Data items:
>>>>

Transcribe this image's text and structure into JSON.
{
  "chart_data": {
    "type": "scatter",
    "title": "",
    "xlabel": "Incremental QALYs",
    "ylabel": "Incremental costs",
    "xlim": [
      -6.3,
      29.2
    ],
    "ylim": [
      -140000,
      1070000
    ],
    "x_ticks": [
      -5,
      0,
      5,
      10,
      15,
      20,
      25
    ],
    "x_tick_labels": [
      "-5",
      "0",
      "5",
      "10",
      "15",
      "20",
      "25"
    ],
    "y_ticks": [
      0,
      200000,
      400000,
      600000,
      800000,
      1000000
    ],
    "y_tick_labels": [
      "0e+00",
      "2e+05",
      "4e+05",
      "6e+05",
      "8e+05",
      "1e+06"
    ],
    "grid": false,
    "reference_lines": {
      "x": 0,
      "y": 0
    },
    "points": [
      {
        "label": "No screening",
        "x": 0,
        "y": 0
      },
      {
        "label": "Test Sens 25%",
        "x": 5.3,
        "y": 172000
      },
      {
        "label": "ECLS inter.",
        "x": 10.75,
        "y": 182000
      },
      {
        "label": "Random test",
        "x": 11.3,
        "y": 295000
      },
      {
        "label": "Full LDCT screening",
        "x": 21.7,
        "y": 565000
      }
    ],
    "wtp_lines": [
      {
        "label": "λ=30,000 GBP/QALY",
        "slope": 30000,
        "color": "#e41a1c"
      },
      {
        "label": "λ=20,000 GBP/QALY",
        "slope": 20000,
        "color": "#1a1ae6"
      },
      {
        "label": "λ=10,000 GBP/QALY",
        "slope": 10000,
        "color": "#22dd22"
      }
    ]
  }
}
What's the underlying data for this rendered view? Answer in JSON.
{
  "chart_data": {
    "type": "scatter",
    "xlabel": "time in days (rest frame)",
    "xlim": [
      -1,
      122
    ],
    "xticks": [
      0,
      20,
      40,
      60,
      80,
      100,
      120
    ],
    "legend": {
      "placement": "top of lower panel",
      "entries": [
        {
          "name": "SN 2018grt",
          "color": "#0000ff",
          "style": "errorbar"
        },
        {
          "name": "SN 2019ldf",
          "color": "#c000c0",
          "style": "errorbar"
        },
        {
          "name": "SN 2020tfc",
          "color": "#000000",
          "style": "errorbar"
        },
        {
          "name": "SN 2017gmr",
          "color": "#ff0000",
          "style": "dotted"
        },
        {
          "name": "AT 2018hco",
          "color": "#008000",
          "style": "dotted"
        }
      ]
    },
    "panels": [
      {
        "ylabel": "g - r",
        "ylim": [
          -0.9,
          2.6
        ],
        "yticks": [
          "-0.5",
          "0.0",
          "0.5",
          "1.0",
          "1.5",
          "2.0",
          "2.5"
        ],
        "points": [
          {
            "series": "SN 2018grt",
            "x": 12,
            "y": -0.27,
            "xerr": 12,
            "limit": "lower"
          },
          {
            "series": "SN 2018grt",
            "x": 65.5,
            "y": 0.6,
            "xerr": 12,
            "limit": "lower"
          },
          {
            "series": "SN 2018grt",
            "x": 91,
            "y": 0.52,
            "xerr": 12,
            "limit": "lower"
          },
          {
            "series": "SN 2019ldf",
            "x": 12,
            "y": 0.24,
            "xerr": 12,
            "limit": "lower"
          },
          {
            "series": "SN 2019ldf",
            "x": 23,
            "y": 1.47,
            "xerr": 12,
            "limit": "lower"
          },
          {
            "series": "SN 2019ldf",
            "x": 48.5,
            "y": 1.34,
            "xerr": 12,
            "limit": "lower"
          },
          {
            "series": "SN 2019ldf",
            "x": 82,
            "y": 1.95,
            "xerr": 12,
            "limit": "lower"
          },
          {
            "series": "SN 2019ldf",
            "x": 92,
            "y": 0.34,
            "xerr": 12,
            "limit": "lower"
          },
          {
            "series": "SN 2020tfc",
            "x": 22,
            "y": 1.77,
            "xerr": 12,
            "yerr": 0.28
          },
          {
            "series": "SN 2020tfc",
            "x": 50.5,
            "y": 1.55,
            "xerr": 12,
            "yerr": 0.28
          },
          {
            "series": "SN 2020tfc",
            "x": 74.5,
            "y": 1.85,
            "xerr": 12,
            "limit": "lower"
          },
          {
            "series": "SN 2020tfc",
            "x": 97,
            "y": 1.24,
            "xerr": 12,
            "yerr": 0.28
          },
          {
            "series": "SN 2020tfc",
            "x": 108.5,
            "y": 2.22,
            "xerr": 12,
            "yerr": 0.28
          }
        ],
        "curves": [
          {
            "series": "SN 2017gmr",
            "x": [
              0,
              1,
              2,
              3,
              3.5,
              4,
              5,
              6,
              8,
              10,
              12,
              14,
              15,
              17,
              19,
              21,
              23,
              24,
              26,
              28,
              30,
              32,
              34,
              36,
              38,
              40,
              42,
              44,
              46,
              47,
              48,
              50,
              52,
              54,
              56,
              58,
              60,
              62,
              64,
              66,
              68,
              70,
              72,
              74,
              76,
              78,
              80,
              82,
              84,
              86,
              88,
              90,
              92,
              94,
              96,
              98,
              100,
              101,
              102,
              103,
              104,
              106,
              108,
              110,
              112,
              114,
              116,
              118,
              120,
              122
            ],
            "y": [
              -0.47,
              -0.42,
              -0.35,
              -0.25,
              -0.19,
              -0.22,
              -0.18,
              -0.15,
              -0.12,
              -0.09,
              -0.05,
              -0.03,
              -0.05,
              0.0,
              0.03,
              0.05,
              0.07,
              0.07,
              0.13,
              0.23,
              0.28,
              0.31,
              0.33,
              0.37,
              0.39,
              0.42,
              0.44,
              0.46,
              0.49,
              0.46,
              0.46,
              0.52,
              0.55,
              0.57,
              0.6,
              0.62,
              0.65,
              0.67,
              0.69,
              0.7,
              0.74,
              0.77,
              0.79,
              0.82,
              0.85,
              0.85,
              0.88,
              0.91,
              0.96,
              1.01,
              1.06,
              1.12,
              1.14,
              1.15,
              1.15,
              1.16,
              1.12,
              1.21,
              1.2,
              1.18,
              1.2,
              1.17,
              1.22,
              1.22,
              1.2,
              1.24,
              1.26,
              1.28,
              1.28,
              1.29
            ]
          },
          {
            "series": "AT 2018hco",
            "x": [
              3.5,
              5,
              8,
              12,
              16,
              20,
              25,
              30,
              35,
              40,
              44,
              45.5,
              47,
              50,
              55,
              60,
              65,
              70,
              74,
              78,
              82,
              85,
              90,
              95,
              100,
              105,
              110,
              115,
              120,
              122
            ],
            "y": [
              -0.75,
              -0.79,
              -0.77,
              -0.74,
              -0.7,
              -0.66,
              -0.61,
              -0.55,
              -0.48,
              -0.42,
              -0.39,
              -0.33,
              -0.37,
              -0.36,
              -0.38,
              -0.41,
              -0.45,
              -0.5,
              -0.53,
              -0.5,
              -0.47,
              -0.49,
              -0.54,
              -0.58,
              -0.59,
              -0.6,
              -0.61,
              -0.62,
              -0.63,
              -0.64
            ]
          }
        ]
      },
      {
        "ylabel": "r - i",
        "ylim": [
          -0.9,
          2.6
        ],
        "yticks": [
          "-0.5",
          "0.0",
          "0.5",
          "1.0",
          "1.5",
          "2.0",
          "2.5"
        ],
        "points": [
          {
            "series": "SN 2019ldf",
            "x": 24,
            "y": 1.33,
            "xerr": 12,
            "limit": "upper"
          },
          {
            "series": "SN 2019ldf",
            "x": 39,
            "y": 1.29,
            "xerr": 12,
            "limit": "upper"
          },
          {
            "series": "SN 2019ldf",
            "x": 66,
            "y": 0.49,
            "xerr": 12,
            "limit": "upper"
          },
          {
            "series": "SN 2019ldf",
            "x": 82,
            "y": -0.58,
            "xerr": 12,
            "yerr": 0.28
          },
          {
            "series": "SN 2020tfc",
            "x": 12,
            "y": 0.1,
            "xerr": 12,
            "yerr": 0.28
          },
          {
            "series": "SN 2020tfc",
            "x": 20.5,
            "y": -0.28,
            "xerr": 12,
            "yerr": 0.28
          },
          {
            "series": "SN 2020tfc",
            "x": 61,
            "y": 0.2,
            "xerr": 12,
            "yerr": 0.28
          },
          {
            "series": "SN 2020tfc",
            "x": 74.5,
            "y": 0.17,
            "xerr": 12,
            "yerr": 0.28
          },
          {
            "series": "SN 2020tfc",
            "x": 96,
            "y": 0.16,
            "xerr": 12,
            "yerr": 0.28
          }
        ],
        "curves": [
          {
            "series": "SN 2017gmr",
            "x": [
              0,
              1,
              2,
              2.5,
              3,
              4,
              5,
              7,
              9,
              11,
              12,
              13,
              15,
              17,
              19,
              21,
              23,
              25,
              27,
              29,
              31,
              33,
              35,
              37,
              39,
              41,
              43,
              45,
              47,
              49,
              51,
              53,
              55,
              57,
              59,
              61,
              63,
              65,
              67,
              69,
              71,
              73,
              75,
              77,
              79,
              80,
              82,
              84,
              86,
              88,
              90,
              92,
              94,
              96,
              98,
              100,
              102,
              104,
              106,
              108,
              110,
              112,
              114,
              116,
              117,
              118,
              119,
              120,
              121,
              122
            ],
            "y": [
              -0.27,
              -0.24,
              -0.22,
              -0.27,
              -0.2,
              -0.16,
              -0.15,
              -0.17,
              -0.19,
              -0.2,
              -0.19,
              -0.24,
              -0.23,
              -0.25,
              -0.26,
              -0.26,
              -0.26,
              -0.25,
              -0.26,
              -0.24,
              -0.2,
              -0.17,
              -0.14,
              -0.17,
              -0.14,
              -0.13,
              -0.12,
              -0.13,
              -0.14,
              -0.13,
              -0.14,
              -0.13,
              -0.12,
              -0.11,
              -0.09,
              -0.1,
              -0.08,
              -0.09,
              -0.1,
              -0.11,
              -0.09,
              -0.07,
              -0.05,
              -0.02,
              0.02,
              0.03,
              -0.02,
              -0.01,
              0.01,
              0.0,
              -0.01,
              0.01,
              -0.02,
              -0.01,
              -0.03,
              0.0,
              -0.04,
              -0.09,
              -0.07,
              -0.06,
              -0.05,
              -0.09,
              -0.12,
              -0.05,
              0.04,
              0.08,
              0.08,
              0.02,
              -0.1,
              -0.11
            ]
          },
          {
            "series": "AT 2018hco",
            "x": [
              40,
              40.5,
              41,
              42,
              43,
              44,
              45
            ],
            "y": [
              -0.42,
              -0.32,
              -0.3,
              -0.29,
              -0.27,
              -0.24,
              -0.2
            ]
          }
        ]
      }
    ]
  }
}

<<<<

JOB ->
Scan the material above for the word "screening". Copy each line where it occurs.

CORRECT ANSWER ->
        "label": "No screening",
        "label": "Full LDCT screening",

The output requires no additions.